- _EXERCISE OBJECTIVE_:
Find and copy each line of the records where the string "toxins" shows up.

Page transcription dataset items
<<<<

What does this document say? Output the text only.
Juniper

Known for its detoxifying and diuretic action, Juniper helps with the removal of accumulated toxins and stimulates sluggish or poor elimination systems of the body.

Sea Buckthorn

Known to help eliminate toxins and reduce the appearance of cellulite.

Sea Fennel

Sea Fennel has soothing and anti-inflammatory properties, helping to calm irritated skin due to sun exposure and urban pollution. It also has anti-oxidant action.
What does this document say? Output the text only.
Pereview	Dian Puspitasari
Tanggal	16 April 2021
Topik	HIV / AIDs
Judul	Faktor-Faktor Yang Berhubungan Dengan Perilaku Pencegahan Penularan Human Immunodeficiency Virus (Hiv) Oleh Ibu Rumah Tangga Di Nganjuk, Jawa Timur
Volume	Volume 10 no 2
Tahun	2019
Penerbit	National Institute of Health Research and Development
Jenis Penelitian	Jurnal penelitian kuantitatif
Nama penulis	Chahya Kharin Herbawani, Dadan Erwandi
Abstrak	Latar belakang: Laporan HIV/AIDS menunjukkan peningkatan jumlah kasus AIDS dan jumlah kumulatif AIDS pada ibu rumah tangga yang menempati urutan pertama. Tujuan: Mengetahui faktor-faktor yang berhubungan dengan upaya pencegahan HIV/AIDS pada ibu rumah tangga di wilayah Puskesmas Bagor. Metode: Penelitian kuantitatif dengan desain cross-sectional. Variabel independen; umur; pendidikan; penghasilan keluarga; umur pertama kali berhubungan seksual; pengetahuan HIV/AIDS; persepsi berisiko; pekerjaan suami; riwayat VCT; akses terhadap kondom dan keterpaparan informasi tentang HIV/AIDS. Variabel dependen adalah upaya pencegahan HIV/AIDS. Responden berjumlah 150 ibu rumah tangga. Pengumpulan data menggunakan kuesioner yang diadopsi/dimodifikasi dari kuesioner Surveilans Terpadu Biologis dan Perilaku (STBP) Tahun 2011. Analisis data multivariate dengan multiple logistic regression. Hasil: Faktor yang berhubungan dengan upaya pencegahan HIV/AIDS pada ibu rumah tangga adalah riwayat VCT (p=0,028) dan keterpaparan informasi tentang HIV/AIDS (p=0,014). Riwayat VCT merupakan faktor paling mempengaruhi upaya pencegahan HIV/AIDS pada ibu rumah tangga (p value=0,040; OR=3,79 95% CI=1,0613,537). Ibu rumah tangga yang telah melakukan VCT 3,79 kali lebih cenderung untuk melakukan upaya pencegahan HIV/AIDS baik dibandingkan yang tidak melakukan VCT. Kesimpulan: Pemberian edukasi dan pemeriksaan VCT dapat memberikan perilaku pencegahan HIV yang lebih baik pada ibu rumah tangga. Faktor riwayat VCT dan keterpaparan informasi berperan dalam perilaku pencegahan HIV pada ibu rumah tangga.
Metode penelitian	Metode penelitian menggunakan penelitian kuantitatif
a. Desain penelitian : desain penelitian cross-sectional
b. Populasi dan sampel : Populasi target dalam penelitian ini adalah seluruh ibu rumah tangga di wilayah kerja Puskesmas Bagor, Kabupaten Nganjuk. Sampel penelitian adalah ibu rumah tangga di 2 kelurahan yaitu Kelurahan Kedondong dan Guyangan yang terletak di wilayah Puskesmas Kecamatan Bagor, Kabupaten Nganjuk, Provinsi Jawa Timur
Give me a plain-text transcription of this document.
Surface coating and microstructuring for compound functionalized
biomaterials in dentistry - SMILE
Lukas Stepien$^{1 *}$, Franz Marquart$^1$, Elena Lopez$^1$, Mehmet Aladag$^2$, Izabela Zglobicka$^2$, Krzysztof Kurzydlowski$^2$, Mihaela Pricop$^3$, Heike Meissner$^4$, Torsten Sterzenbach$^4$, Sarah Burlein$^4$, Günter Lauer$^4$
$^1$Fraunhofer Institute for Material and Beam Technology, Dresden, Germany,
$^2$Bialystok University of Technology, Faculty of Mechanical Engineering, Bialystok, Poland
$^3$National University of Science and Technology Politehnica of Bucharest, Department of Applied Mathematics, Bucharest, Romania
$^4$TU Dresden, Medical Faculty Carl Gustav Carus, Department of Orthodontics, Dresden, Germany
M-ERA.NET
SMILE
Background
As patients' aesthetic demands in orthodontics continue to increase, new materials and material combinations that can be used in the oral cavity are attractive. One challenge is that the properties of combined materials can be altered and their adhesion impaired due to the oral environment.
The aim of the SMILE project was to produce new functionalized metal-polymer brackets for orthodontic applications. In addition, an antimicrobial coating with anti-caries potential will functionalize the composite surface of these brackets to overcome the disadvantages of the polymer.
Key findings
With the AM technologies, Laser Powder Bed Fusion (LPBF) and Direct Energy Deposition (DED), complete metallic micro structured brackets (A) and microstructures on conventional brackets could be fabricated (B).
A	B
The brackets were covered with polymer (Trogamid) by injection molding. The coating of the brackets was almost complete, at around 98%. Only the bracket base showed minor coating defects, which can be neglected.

>>>>

- _ANSWER TO THIS PROBLEM_:
Known for its detoxifying and diuretic action, Juniper helps with the removal of accumulated toxins and stimulates sluggish or poor elimination systems of the body.
Known to help eliminate toxins and reduce the appearance of cellulite.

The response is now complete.